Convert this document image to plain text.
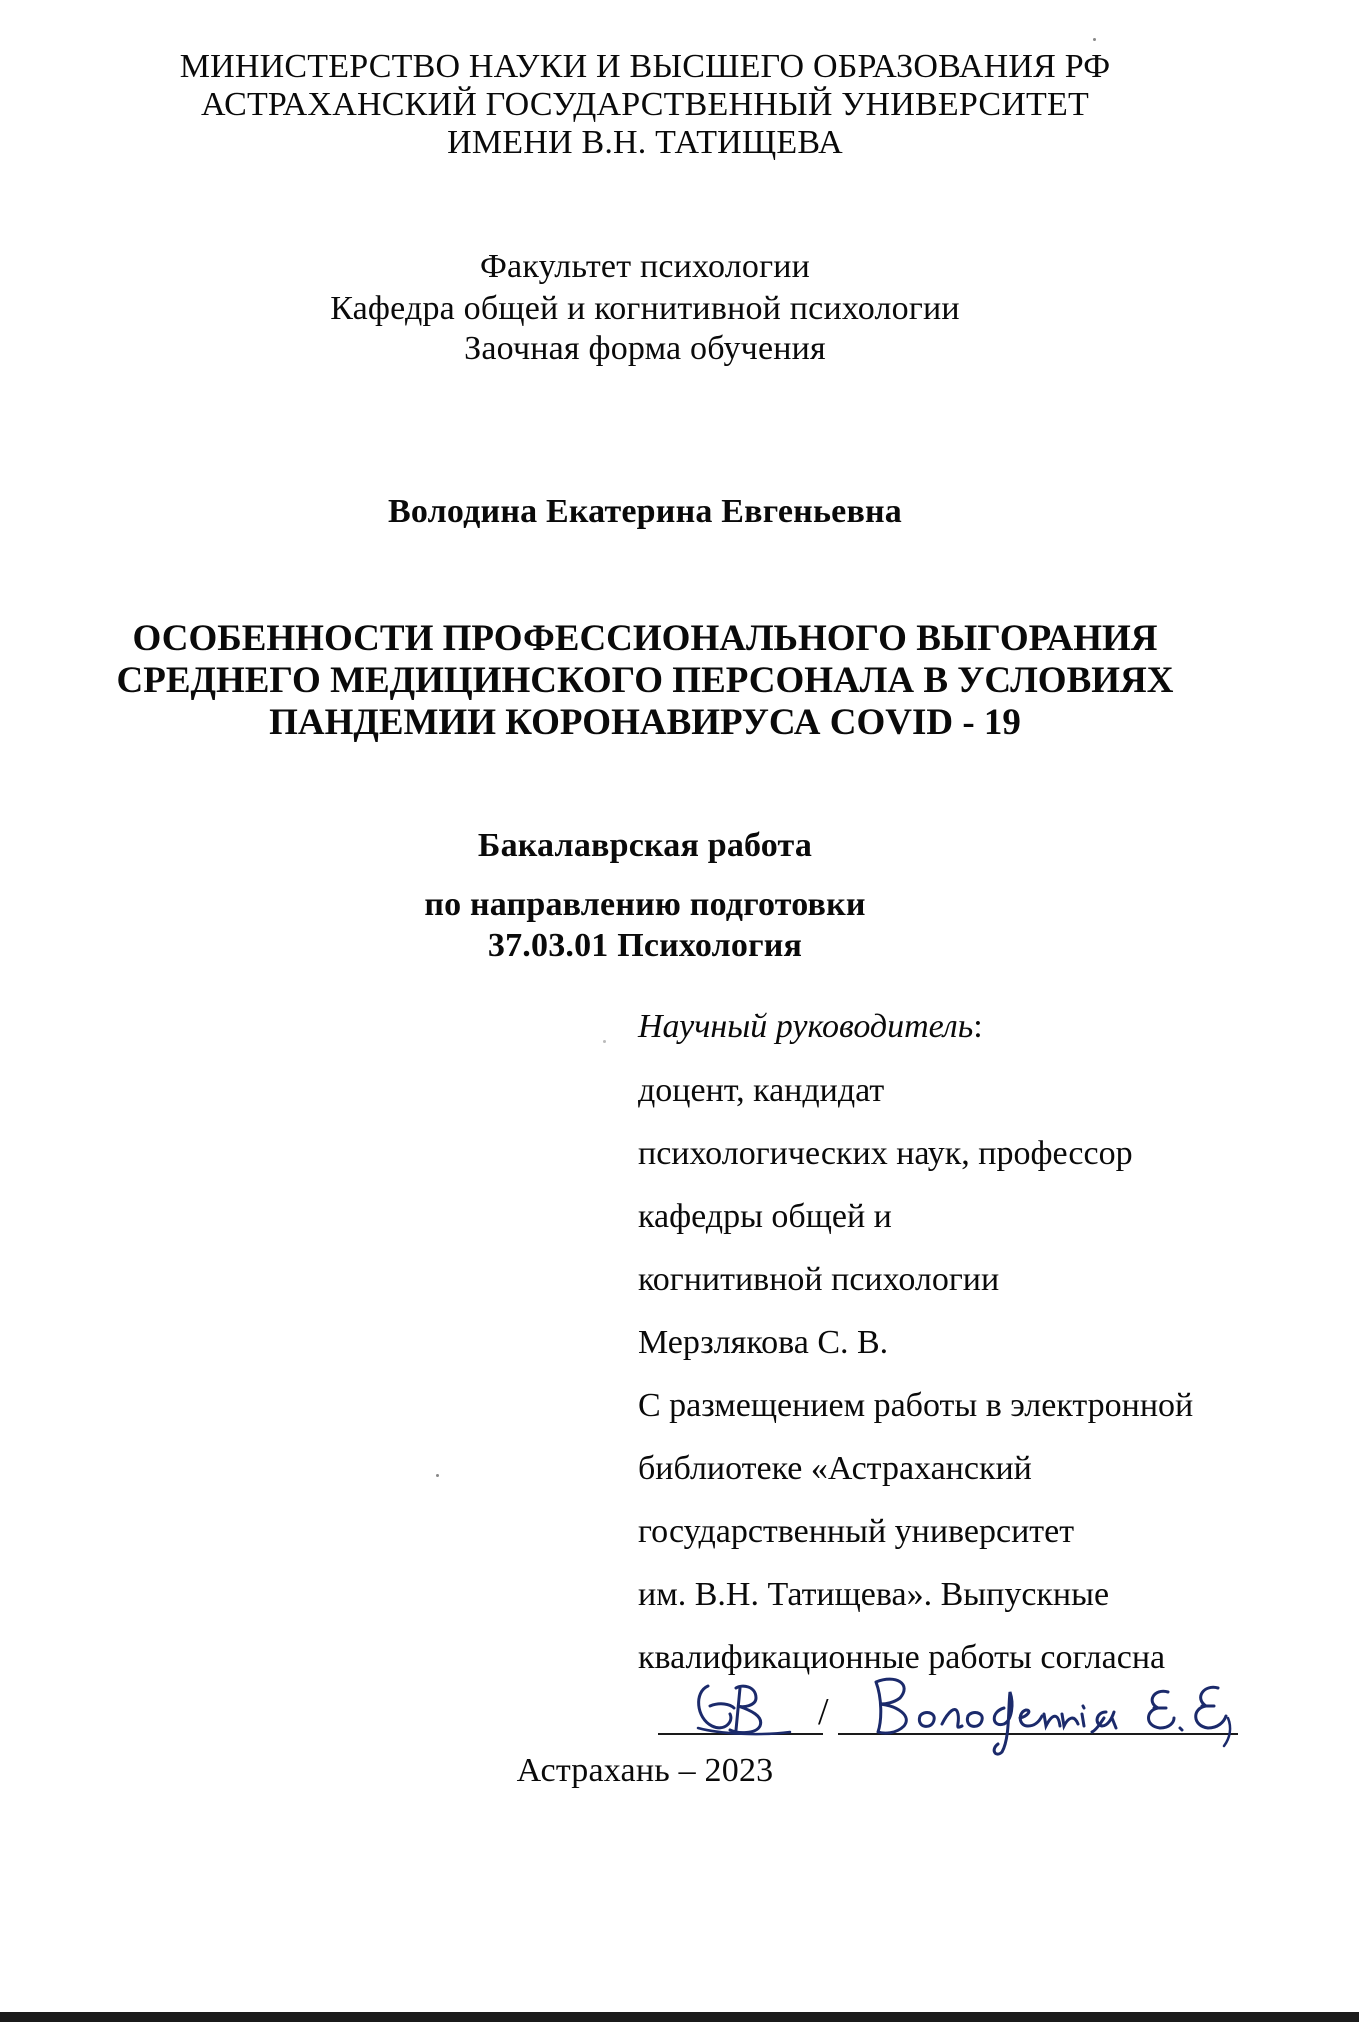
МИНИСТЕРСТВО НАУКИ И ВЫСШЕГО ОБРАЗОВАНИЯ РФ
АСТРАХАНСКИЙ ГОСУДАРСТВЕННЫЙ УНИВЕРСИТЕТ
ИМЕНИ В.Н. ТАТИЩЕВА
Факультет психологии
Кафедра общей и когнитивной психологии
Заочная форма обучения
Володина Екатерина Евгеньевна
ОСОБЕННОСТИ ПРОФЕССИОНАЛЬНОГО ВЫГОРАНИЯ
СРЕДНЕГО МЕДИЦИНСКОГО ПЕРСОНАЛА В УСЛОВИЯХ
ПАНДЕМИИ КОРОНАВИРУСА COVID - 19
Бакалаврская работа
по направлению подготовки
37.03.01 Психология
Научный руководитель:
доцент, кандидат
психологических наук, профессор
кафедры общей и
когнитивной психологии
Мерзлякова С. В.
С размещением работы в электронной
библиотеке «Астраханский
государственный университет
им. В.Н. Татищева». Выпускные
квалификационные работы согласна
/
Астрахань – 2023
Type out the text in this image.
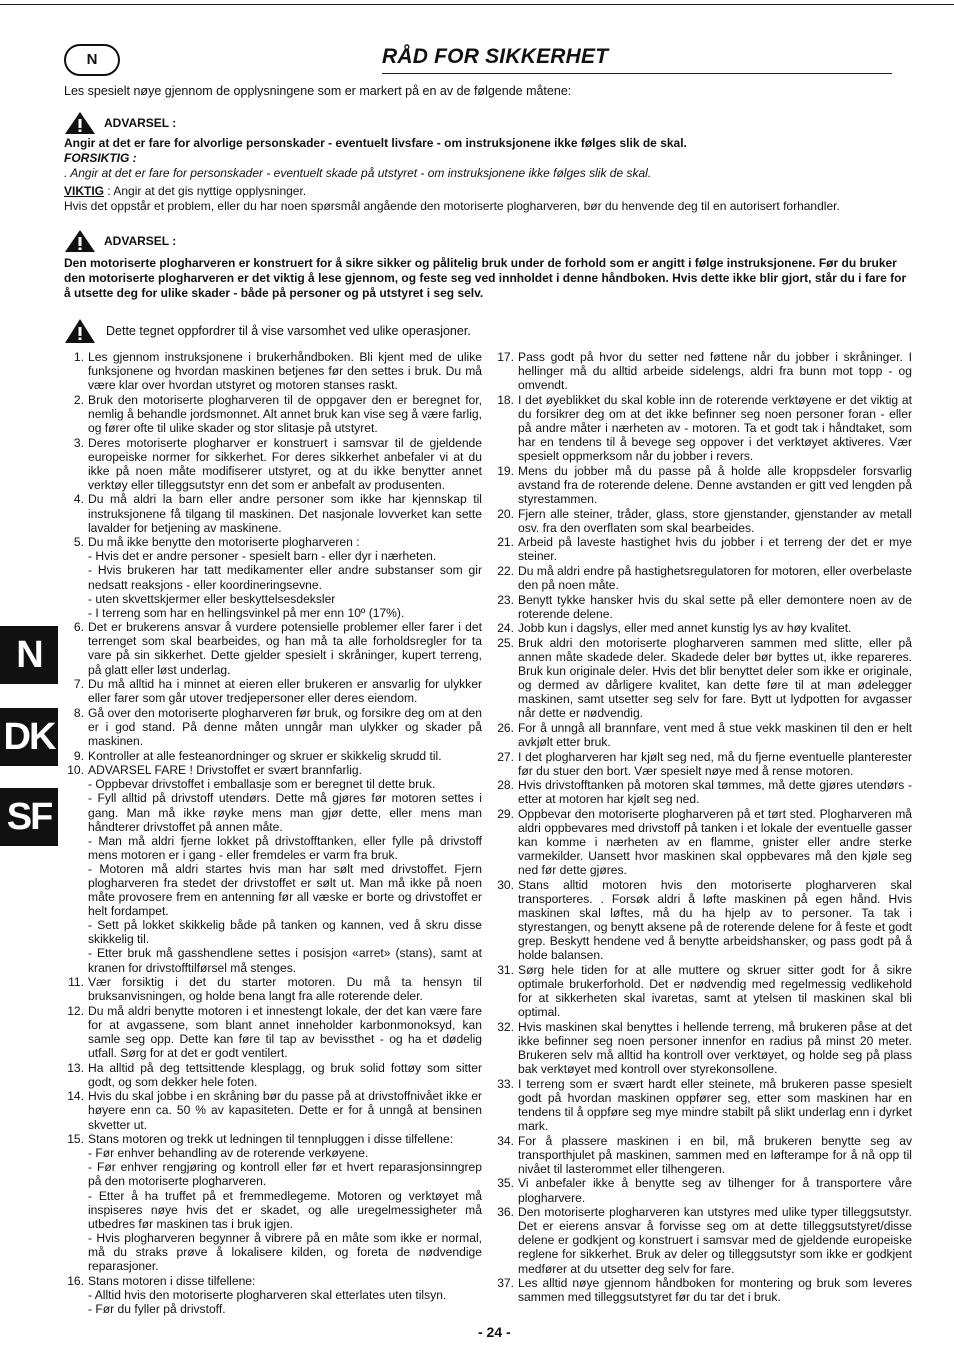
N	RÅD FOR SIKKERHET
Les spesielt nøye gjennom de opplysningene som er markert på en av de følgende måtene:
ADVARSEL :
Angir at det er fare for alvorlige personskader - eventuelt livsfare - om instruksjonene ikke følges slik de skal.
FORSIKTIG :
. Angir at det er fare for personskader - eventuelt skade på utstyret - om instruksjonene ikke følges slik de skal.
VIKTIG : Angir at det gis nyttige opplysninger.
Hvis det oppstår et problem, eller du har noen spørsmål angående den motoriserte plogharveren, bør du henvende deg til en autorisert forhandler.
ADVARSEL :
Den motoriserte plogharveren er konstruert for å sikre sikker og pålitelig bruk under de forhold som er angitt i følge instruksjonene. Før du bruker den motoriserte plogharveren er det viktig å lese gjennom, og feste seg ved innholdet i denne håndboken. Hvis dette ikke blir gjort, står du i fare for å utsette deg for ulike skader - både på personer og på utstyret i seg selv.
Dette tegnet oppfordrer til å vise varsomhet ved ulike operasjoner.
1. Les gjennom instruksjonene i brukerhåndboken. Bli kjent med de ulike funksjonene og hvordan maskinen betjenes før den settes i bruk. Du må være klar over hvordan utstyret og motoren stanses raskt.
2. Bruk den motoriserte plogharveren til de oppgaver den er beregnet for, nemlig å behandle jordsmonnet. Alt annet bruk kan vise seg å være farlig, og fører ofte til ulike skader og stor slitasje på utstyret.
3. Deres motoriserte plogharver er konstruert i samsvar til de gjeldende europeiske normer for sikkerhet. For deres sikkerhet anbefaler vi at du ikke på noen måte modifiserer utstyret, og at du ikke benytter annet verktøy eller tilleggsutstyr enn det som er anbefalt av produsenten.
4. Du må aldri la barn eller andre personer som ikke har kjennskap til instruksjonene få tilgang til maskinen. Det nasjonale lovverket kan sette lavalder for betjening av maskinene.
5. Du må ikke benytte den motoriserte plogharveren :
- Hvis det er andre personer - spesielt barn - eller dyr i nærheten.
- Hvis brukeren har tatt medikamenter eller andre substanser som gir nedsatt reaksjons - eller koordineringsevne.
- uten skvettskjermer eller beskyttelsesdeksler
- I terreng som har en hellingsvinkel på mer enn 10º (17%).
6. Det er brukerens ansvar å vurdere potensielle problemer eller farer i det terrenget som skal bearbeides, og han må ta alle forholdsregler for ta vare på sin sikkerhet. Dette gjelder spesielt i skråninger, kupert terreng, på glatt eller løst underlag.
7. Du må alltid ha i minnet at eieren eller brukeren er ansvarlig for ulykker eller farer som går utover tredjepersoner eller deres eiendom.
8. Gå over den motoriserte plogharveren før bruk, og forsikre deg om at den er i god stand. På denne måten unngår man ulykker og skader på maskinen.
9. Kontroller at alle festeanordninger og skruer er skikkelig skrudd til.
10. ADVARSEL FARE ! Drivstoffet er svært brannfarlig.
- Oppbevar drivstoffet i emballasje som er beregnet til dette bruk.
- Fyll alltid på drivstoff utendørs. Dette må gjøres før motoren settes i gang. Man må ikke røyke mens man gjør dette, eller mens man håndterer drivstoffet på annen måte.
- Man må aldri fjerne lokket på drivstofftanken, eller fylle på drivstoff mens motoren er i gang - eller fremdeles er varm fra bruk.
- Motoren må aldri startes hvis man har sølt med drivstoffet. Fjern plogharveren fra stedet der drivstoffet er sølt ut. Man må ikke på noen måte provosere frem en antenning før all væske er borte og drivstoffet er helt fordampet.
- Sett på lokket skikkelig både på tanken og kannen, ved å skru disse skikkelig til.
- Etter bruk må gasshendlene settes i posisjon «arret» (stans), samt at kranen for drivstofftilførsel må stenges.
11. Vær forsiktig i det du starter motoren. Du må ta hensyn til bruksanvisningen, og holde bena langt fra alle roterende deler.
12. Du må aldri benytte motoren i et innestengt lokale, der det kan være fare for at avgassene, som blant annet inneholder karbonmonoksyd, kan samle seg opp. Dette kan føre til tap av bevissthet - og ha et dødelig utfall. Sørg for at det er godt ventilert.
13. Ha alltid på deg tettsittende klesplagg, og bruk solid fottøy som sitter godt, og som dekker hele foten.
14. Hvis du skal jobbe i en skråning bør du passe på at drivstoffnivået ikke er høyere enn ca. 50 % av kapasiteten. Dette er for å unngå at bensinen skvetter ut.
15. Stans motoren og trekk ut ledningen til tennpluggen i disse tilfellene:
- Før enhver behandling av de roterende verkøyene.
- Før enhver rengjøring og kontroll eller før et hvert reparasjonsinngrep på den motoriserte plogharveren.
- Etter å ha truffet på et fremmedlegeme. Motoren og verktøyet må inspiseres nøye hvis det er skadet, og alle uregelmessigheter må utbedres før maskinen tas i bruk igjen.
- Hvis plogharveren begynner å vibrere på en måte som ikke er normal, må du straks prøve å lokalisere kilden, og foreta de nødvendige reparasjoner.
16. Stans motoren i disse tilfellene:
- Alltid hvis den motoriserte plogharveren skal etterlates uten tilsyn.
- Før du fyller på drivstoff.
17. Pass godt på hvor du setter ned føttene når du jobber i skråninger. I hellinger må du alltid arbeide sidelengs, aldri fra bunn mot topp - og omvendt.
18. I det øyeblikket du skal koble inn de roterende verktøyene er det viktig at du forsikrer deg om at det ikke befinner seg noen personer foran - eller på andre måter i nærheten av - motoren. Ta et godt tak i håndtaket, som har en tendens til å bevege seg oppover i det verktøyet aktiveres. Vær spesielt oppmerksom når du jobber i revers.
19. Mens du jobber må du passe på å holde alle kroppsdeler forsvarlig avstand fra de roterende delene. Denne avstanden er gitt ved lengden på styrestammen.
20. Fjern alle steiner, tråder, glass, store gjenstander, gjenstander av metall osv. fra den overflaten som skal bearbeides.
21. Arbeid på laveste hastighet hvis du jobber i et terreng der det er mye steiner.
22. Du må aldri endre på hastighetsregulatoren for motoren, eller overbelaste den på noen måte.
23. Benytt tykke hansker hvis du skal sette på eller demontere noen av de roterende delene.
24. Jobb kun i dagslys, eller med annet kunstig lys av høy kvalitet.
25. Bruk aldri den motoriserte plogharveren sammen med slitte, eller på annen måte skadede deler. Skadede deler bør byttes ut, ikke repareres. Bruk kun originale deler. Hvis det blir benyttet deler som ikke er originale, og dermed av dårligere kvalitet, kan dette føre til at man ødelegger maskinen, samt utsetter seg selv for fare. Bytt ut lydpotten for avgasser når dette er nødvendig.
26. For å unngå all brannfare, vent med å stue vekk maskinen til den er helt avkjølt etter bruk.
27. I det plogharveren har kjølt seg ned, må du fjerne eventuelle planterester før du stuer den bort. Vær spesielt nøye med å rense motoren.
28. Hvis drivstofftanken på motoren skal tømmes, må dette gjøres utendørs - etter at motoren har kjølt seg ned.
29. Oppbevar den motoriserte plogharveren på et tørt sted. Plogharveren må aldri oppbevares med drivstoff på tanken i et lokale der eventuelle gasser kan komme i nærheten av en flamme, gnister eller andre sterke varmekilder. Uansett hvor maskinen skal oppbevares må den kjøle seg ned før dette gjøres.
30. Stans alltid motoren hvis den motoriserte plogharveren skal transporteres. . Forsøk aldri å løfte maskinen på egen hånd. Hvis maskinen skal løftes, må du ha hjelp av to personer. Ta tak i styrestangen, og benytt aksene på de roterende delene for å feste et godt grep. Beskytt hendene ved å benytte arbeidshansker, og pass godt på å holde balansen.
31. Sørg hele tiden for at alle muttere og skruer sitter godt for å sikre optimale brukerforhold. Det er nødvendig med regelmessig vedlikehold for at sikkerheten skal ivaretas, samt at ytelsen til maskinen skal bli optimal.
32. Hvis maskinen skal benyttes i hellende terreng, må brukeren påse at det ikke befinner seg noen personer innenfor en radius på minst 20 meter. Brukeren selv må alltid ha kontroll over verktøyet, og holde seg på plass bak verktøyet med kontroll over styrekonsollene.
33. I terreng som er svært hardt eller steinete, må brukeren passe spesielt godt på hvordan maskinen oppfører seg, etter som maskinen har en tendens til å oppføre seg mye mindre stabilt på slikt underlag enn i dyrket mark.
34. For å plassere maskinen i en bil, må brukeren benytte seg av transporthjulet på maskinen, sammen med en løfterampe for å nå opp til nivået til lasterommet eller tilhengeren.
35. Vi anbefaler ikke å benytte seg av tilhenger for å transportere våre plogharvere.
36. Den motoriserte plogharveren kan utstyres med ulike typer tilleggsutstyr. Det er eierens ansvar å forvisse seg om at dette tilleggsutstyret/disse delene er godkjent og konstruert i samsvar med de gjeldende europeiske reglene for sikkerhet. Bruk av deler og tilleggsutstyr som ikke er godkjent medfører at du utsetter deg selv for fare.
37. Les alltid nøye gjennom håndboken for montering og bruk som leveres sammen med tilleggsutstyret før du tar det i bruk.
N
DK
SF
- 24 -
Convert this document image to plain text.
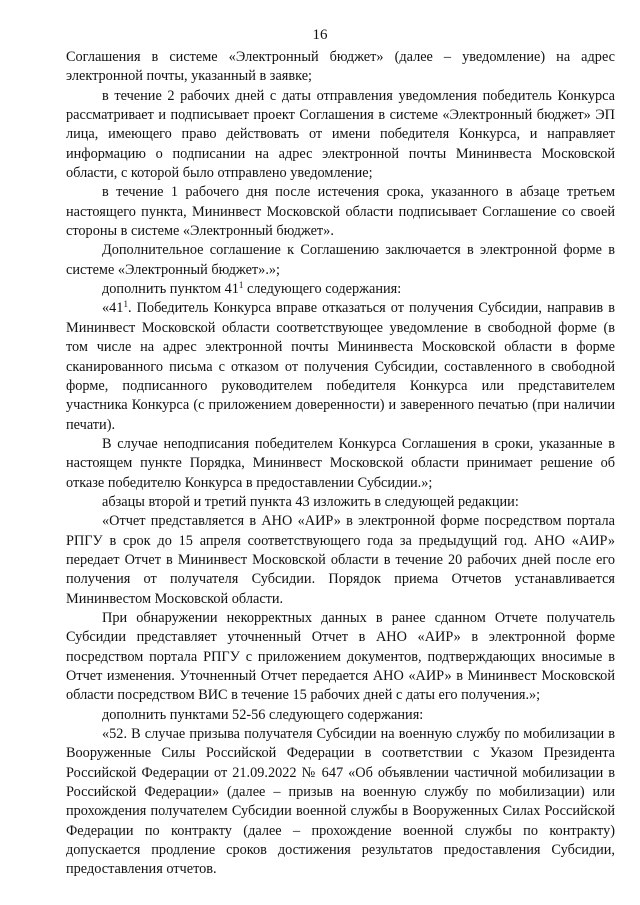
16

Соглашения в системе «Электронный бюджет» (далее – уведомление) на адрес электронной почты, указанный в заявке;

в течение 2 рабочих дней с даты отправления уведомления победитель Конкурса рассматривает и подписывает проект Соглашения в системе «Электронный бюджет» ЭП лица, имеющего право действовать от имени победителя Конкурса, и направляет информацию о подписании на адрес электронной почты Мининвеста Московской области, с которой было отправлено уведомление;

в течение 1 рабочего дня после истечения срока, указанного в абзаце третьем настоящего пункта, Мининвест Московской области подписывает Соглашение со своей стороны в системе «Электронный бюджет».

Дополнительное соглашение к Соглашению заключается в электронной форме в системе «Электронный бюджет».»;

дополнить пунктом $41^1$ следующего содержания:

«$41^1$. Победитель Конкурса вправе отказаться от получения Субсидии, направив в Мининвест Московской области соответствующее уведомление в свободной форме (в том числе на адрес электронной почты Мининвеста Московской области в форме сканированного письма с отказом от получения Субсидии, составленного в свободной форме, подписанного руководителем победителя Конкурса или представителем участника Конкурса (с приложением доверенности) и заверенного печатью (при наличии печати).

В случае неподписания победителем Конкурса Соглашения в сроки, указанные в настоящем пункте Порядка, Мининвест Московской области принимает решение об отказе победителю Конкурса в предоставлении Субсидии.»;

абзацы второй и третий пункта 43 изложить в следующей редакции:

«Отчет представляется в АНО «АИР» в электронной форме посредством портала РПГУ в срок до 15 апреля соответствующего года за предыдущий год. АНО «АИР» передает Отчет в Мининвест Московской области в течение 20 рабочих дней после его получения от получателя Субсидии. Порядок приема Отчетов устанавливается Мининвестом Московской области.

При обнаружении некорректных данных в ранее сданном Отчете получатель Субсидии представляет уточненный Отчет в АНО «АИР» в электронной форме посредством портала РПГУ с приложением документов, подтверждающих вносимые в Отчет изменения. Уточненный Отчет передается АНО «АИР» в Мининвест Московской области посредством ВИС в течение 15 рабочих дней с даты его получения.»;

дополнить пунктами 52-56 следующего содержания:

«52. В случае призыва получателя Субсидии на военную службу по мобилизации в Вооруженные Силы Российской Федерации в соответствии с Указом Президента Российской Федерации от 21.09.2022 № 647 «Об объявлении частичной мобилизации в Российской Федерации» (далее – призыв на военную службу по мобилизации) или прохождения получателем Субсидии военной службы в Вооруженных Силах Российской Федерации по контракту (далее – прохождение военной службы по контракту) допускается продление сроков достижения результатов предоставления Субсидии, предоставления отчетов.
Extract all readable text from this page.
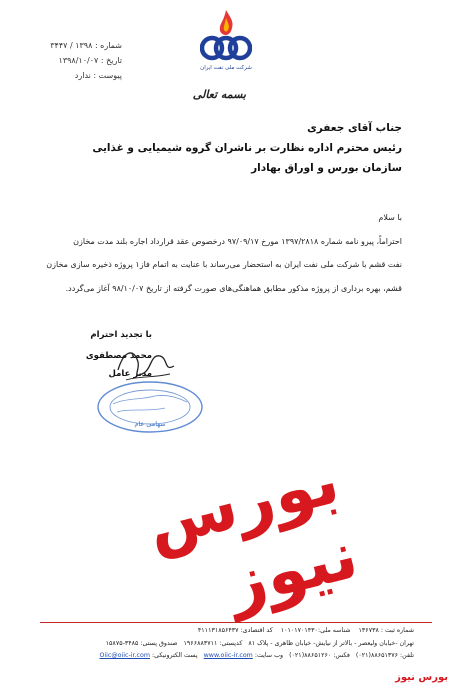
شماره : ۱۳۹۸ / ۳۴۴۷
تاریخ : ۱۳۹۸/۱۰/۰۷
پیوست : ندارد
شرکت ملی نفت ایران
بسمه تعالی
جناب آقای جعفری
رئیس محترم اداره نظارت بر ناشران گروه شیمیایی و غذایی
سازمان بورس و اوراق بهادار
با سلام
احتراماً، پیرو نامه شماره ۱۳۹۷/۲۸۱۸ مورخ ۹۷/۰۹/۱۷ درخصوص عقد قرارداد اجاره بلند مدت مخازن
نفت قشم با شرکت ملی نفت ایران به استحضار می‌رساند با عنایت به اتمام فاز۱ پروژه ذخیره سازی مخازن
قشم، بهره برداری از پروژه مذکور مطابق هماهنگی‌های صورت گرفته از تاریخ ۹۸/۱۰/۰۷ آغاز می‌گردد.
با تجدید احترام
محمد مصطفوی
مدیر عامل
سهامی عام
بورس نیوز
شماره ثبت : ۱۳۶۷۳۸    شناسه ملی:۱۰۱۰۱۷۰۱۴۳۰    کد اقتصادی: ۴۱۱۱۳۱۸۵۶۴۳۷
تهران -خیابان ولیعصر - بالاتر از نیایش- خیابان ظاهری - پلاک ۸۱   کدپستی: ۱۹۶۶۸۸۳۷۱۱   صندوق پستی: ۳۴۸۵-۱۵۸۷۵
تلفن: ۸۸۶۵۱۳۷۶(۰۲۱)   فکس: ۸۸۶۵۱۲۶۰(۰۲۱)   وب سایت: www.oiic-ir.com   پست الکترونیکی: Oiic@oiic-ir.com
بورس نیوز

____________

WHAT YOU SHOULD DO :: Check every line for "психологии" and show the ones that have it.

FULL SOLUTION ::
Факультет психологии
Кафедра общей и когнитивной психологии
когнитивной психологии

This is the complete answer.